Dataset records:
•••••

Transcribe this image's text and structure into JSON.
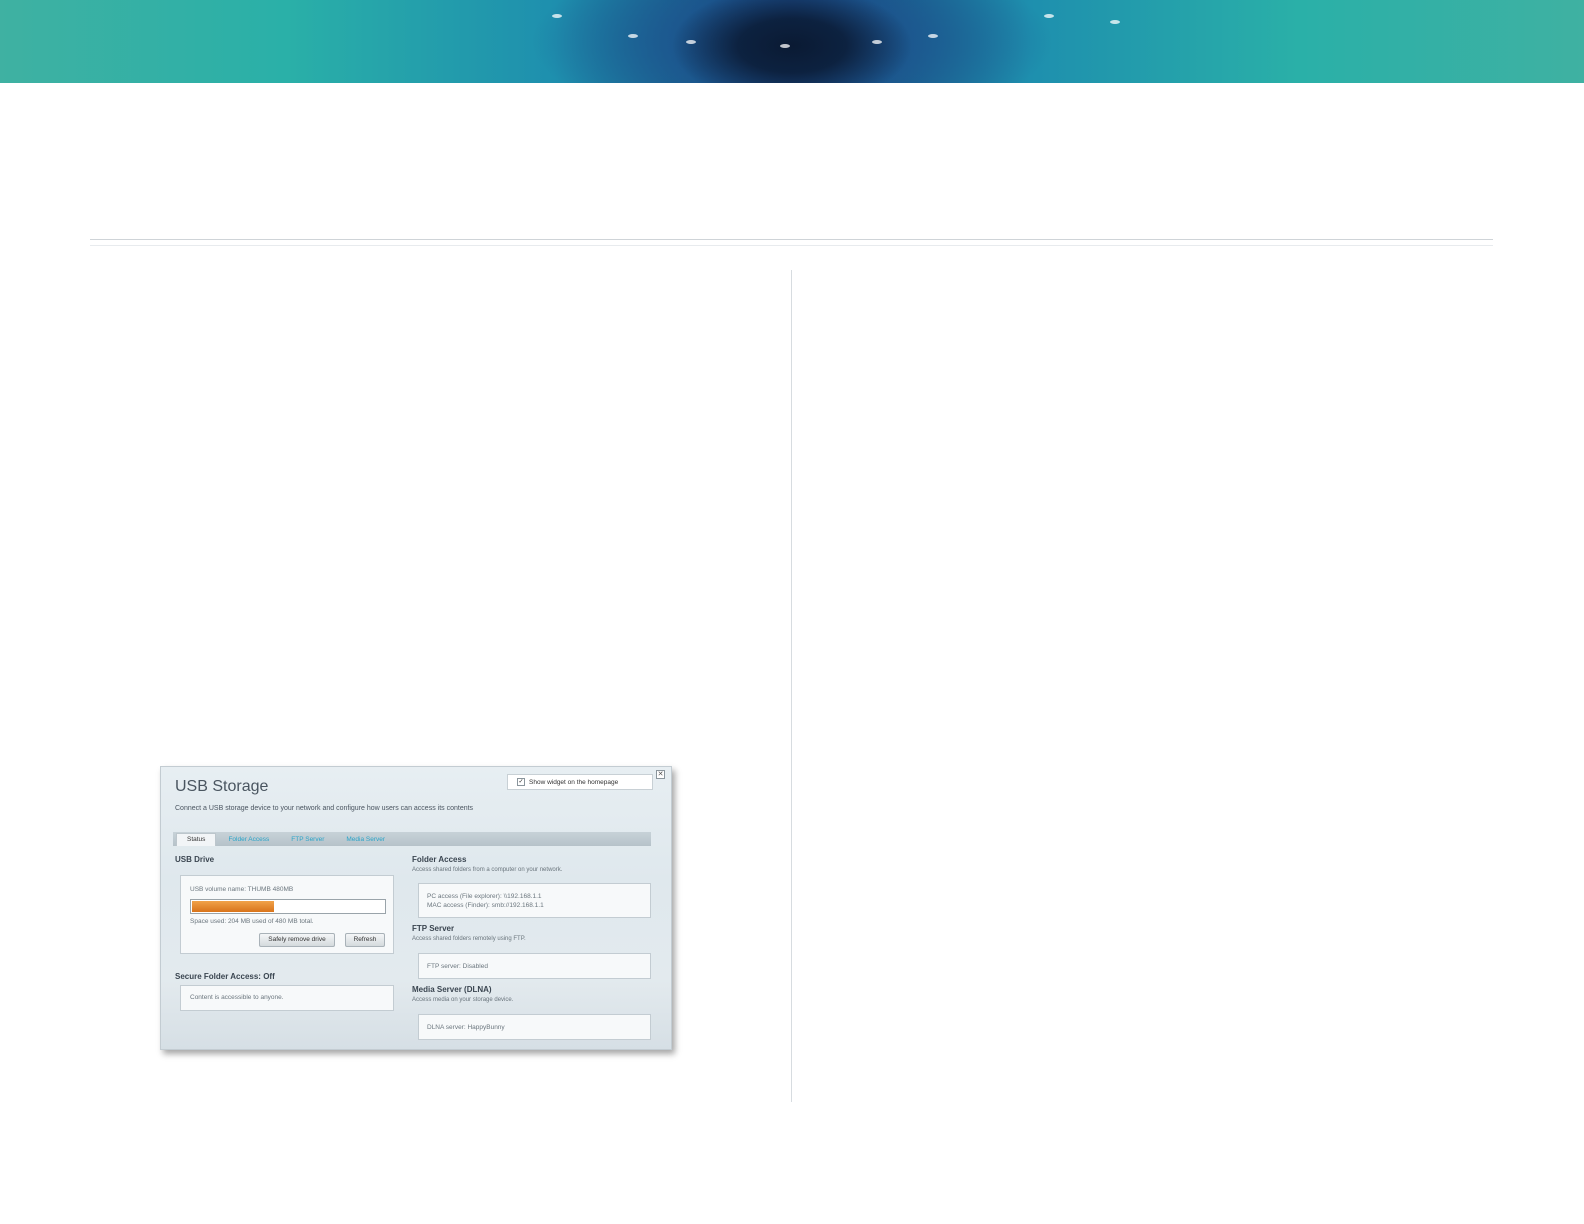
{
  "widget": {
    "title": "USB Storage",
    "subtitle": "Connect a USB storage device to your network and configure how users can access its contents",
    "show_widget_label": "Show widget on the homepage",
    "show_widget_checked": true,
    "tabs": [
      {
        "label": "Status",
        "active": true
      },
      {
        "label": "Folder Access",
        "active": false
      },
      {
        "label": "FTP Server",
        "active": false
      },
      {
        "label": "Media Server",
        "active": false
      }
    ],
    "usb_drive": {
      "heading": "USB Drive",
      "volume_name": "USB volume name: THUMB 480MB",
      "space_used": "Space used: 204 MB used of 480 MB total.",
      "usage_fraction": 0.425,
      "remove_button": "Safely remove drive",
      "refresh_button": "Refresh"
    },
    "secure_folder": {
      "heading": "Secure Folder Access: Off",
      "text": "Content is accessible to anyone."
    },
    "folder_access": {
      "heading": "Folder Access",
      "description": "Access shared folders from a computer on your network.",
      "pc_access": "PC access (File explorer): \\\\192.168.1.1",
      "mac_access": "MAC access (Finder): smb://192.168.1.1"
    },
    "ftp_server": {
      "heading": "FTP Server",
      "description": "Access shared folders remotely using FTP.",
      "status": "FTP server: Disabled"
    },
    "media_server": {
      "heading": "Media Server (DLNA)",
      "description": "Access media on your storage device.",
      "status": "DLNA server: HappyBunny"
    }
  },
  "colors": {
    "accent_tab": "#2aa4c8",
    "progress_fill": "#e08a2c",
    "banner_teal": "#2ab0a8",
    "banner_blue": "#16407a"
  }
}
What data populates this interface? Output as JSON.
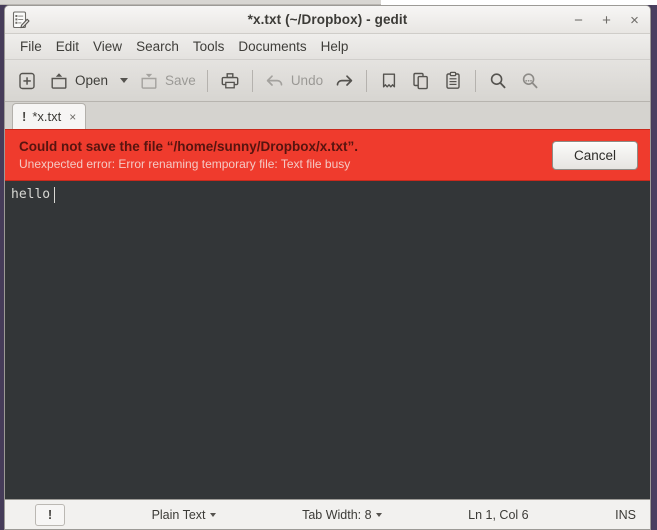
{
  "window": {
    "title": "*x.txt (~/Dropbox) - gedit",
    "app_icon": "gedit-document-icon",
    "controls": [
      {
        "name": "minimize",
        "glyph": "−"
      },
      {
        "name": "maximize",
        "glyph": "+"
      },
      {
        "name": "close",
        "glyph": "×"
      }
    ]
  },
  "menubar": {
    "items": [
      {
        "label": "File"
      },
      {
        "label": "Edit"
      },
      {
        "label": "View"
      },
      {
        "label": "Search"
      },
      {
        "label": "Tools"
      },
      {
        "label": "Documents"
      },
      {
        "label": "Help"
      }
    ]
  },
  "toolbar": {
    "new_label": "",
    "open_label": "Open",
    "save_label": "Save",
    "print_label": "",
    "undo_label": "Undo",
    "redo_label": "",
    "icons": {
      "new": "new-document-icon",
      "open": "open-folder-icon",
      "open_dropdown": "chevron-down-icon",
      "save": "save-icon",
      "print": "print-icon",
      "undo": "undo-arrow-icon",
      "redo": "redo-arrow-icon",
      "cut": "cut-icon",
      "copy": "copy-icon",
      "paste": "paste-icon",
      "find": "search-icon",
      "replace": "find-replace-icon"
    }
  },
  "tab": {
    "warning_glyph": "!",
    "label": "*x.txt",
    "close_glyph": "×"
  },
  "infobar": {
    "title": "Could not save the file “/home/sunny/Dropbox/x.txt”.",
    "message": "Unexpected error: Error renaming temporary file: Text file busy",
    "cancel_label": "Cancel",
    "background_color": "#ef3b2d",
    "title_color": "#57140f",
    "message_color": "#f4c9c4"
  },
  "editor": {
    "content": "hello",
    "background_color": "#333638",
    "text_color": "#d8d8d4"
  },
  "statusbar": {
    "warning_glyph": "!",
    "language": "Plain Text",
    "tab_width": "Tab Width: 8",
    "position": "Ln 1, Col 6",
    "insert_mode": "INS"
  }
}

•••••

● Aim
Transcribe the preceding listing in its entirety and with exact wording, leaving out pictures.

● Complete output
Transcribe this image's text and structure into JSON.
{
  "widget": {
    "title": "USB Storage",
    "subtitle": "Connect a USB storage device to your network and configure how users can access its contents",
    "show_widget_label": "Show widget on the homepage",
    "show_widget_checked": true,
    "tabs": [
      {
        "label": "Status",
        "active": true
      },
      {
        "label": "Folder Access",
        "active": false
      },
      {
        "label": "FTP Server",
        "active": false
      },
      {
        "label": "Media Server",
        "active": false
      }
    ],
    "usb_drive": {
      "heading": "USB Drive",
      "volume_name": "USB volume name: THUMB 480MB",
      "space_used": "Space used: 204 MB used of 480 MB total.",
      "usage_fraction": 0.425,
      "remove_button": "Safely remove drive",
      "refresh_button": "Refresh"
    },
    "secure_folder": {
      "heading": "Secure Folder Access: Off",
      "text": "Content is accessible to anyone."
    },
    "folder_access": {
      "heading": "Folder Access",
      "description": "Access shared folders from a computer on your network.",
      "pc_access": "PC access (File explorer): \\\\192.168.1.1",
      "mac_access": "MAC access (Finder): smb://192.168.1.1"
    },
    "ftp_server": {
      "heading": "FTP Server",
      "description": "Access shared folders remotely using FTP.",
      "status": "FTP server: Disabled"
    },
    "media_server": {
      "heading": "Media Server (DLNA)",
      "description": "Access media on your storage device.",
      "status": "DLNA server: HappyBunny"
    }
  },
  "colors": {
    "accent_tab": "#2aa4c8",
    "progress_fill": "#e08a2c",
    "banner_teal": "#2ab0a8",
    "banner_blue": "#16407a"
  }
}
What data populates this interface? Output as JSON.
{
  "window": {
    "title": "*x.txt (~/Dropbox) - gedit",
    "app_icon": "gedit-document-icon",
    "controls": [
      {
        "name": "minimize",
        "glyph": "−"
      },
      {
        "name": "maximize",
        "glyph": "+"
      },
      {
        "name": "close",
        "glyph": "×"
      }
    ]
  },
  "menubar": {
    "items": [
      {
        "label": "File"
      },
      {
        "label": "Edit"
      },
      {
        "label": "View"
      },
      {
        "label": "Search"
      },
      {
        "label": "Tools"
      },
      {
        "label": "Documents"
      },
      {
        "label": "Help"
      }
    ]
  },
  "toolbar": {
    "new_label": "",
    "open_label": "Open",
    "save_label": "Save",
    "print_label": "",
    "undo_label": "Undo",
    "redo_label": "",
    "icons": {
      "new": "new-document-icon",
      "open": "open-folder-icon",
      "open_dropdown": "chevron-down-icon",
      "save": "save-icon",
      "print": "print-icon",
      "undo": "undo-arrow-icon",
      "redo": "redo-arrow-icon",
      "cut": "cut-icon",
      "copy": "copy-icon",
      "paste": "paste-icon",
      "find": "search-icon",
      "replace": "find-replace-icon"
    }
  },
  "tab": {
    "warning_glyph": "!",
    "label": "*x.txt",
    "close_glyph": "×"
  },
  "infobar": {
    "title": "Could not save the file “/home/sunny/Dropbox/x.txt”.",
    "message": "Unexpected error: Error renaming temporary file: Text file busy",
    "cancel_label": "Cancel",
    "background_color": "#ef3b2d",
    "title_color": "#57140f",
    "message_color": "#f4c9c4"
  },
  "editor": {
    "content": "hello",
    "background_color": "#333638",
    "text_color": "#d8d8d4"
  },
  "statusbar": {
    "warning_glyph": "!",
    "language": "Plain Text",
    "tab_width": "Tab Width: 8",
    "position": "Ln 1, Col 6",
    "insert_mode": "INS"
  }
}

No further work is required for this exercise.